### EXERCISE AIM
Report how many lines contain the word "Indice"; answer with the number only.

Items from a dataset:
--- --- ---

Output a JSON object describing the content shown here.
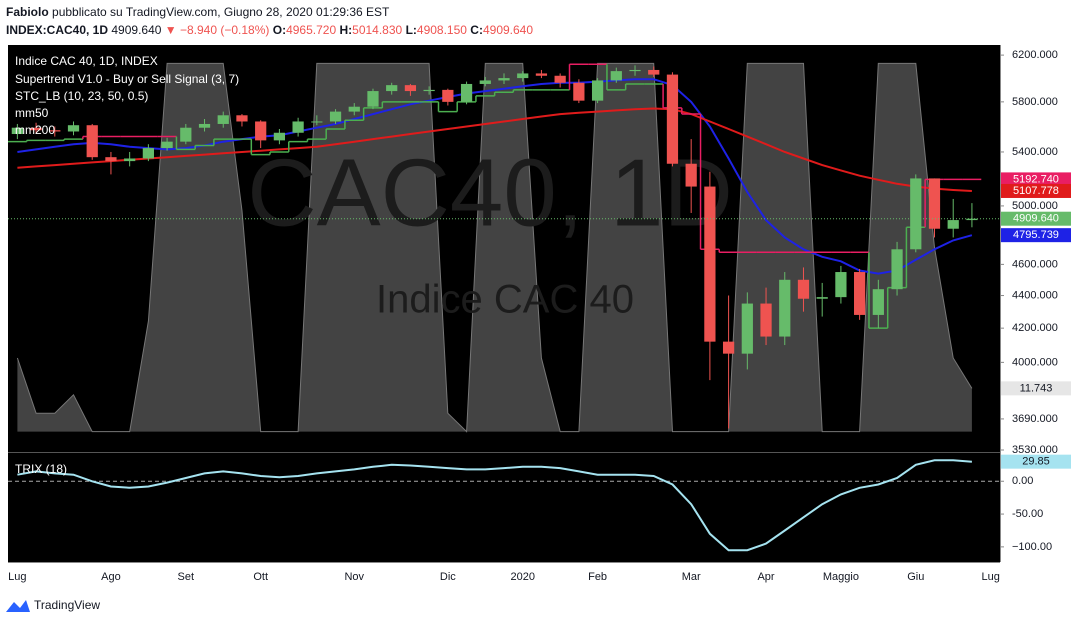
{
  "header": {
    "author": "Fabiolo",
    "published": "pubblicato su TradingView.com, Giugno 28, 2020 01:29:36 EST",
    "symbol": "INDEX:CAC40, 1D",
    "last": "4909.640",
    "change": "▼ −8.940 (−0.18%)",
    "ohlc": [
      {
        "label": "O:",
        "value": "4965.720"
      },
      {
        "label": "H:",
        "value": "5014.830"
      },
      {
        "label": "L:",
        "value": "4908.150"
      },
      {
        "label": "C:",
        "value": "4909.640"
      }
    ]
  },
  "footer": "TradingView",
  "chart_data": [
    {
      "type": "candlestick",
      "name": "Indice CAC 40, 1D, INDEX",
      "watermark": "CAC40, 1D",
      "watermark_sub": "Indice CAC 40",
      "categories": [
        "Lug",
        null,
        null,
        null,
        null,
        "Ago",
        null,
        null,
        null,
        "Set",
        null,
        null,
        null,
        "Ott",
        null,
        null,
        null,
        null,
        "Nov",
        null,
        null,
        null,
        null,
        "Dic",
        null,
        null,
        null,
        "2020",
        null,
        null,
        null,
        "Feb",
        null,
        null,
        null,
        null,
        "Mar",
        null,
        null,
        null,
        "Apr",
        null,
        null,
        null,
        "Maggio",
        null,
        null,
        null,
        "Giu",
        null,
        null,
        null,
        "Lug"
      ],
      "open": [
        5540,
        5590,
        5570,
        5560,
        5610,
        5360,
        5330,
        5350,
        5430,
        5480,
        5590,
        5620,
        5690,
        5640,
        5490,
        5550,
        5640,
        5640,
        5720,
        5760,
        5890,
        5940,
        5890,
        5900,
        5800,
        5950,
        5980,
        6000,
        6040,
        6020,
        5960,
        5810,
        5980,
        6060,
        6070,
        6030,
        5310,
        5140,
        4120,
        4050,
        4350,
        4150,
        4500,
        4380,
        4390,
        4550,
        4280,
        4440,
        4700,
        5200,
        4840,
        4900,
        null
      ],
      "high": [
        5620,
        5630,
        5600,
        5640,
        5620,
        5400,
        5400,
        5460,
        5510,
        5620,
        5660,
        5720,
        5700,
        5650,
        5580,
        5670,
        5690,
        5740,
        5790,
        5910,
        5960,
        5950,
        5930,
        5910,
        5970,
        6010,
        6040,
        6060,
        6070,
        6040,
        5990,
        6000,
        6090,
        6110,
        6100,
        6050,
        5500,
        5250,
        4400,
        4420,
        4450,
        4550,
        4580,
        4480,
        4590,
        4570,
        4500,
        4750,
        5230,
        5200,
        5050,
        5020,
        null
      ],
      "low": [
        5500,
        5540,
        5520,
        5530,
        5340,
        5230,
        5290,
        5330,
        5410,
        5460,
        5560,
        5590,
        5600,
        5430,
        5460,
        5520,
        5610,
        5620,
        5690,
        5740,
        5860,
        5850,
        5860,
        5770,
        5780,
        5930,
        5950,
        5970,
        6000,
        5920,
        5790,
        5790,
        5960,
        6020,
        6010,
        5290,
        4950,
        3900,
        3640,
        3960,
        4100,
        4100,
        4300,
        4270,
        4350,
        4250,
        4200,
        4400,
        4680,
        4780,
        4780,
        4850,
        null
      ],
      "close": [
        5590,
        5570,
        5560,
        5610,
        5360,
        5330,
        5350,
        5430,
        5480,
        5590,
        5620,
        5690,
        5640,
        5490,
        5550,
        5640,
        5640,
        5720,
        5760,
        5890,
        5940,
        5890,
        5900,
        5800,
        5950,
        5980,
        6000,
        6040,
        6020,
        5960,
        5810,
        5980,
        6060,
        6070,
        6030,
        5310,
        5140,
        4120,
        4050,
        4350,
        4150,
        4500,
        4380,
        4390,
        4550,
        4280,
        4440,
        4700,
        5200,
        4840,
        4900,
        4909.64,
        null
      ],
      "close_label": "4909.640",
      "color_up": "#66bb6a",
      "color_down": "#ef5350",
      "log_scale": true,
      "ylim": [
        3530,
        6290
      ],
      "yticks": [
        {
          "value": 6200,
          "label": "6200.000"
        },
        {
          "value": 5800,
          "label": "5800.000"
        },
        {
          "value": 5400,
          "label": "5400.000"
        },
        {
          "value": 5000,
          "label": "5000.000"
        },
        {
          "value": 4600,
          "label": "4600.000"
        },
        {
          "value": 4400,
          "label": "4400.000"
        },
        {
          "value": 4200,
          "label": "4200.000"
        },
        {
          "value": 4000,
          "label": "4000.000"
        },
        {
          "value": 3690,
          "label": "3690.000"
        },
        {
          "value": 3530,
          "label": "3530.000"
        }
      ],
      "y2lim": [
        -5,
        105
      ],
      "series": [
        {
          "name": "Supertrend V1.0 - Buy or Sell Signal (3, 7)",
          "colors": [
            "#4caf50",
            "#e91e63"
          ],
          "last_label": "5192.740",
          "values": [
            5480,
            5490,
            5490,
            5500,
            5520,
            5520,
            5520,
            5520,
            5520,
            5420,
            5450,
            5500,
            5500,
            5380,
            5400,
            5480,
            5500,
            5580,
            5650,
            5750,
            5800,
            5800,
            5800,
            5720,
            5800,
            5850,
            5880,
            5900,
            5900,
            5900,
            6120,
            6120,
            5900,
            5950,
            5950,
            5750,
            5700,
            4700,
            4680,
            4680,
            4680,
            4680,
            4680,
            4680,
            4680,
            4680,
            4200,
            4450,
            4850,
            5192.74,
            5192.74,
            5192.74,
            null
          ]
        },
        {
          "name": "STC_LB (10, 23, 50, 0.5)",
          "color": "#5a5a5a",
          "axis": "y2",
          "last_label": "11.743",
          "values": [
            20,
            5,
            5,
            10,
            0,
            0,
            0,
            30,
            100,
            100,
            100,
            100,
            60,
            0,
            0,
            0,
            100,
            100,
            100,
            100,
            100,
            100,
            100,
            5,
            0,
            100,
            100,
            100,
            20,
            0,
            0,
            100,
            100,
            100,
            100,
            0,
            0,
            0,
            0,
            100,
            100,
            100,
            100,
            0,
            0,
            0,
            100,
            100,
            100,
            50,
            20,
            11.743,
            null
          ]
        },
        {
          "name": "mm50",
          "color": "#1e22e6",
          "last_label": "4795.739",
          "values": [
            5400,
            5420,
            5440,
            5460,
            5470,
            5460,
            5440,
            5430,
            5420,
            5430,
            5450,
            5480,
            5500,
            5520,
            5530,
            5560,
            5590,
            5620,
            5660,
            5700,
            5740,
            5780,
            5810,
            5840,
            5870,
            5890,
            5910,
            5930,
            5950,
            5960,
            5960,
            5970,
            5980,
            5990,
            5990,
            5940,
            5800,
            5600,
            5350,
            5100,
            4900,
            4780,
            4700,
            4650,
            4620,
            4560,
            4540,
            4560,
            4630,
            4700,
            4760,
            4795.739,
            null
          ]
        },
        {
          "name": "mm200",
          "color": "#e01b1b",
          "last_label": "5107.778",
          "values": [
            5280,
            5290,
            5300,
            5310,
            5320,
            5330,
            5340,
            5350,
            5360,
            5370,
            5380,
            5390,
            5400,
            5410,
            5420,
            5430,
            5440,
            5460,
            5480,
            5500,
            5520,
            5540,
            5560,
            5580,
            5600,
            5620,
            5640,
            5660,
            5680,
            5700,
            5710,
            5720,
            5730,
            5740,
            5745,
            5740,
            5700,
            5640,
            5580,
            5520,
            5460,
            5400,
            5350,
            5300,
            5260,
            5220,
            5190,
            5160,
            5140,
            5125,
            5115,
            5107.778,
            null
          ]
        }
      ]
    },
    {
      "type": "line",
      "ylim": [
        -120,
        40
      ],
      "yticks": [
        {
          "value": 0,
          "label": "0.00"
        },
        {
          "value": -50,
          "label": "-50.00"
        },
        {
          "value": -100,
          "label": "−100.00"
        }
      ],
      "zero_line": true,
      "series": [
        {
          "name": "TRIX (18)",
          "color": "#a5e3f0",
          "last_label": "29.85",
          "values": [
            10,
            15,
            12,
            10,
            0,
            -8,
            -10,
            -8,
            -2,
            5,
            12,
            15,
            12,
            8,
            6,
            8,
            12,
            15,
            18,
            22,
            25,
            24,
            22,
            20,
            18,
            18,
            20,
            22,
            22,
            20,
            15,
            10,
            10,
            10,
            8,
            -5,
            -35,
            -80,
            -105,
            -105,
            -95,
            -75,
            -55,
            -35,
            -20,
            -10,
            -5,
            5,
            25,
            32,
            32,
            29.85,
            null
          ]
        }
      ]
    }
  ]
}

--- --- ---

### SOLUTION TO THIS EXERCISE
2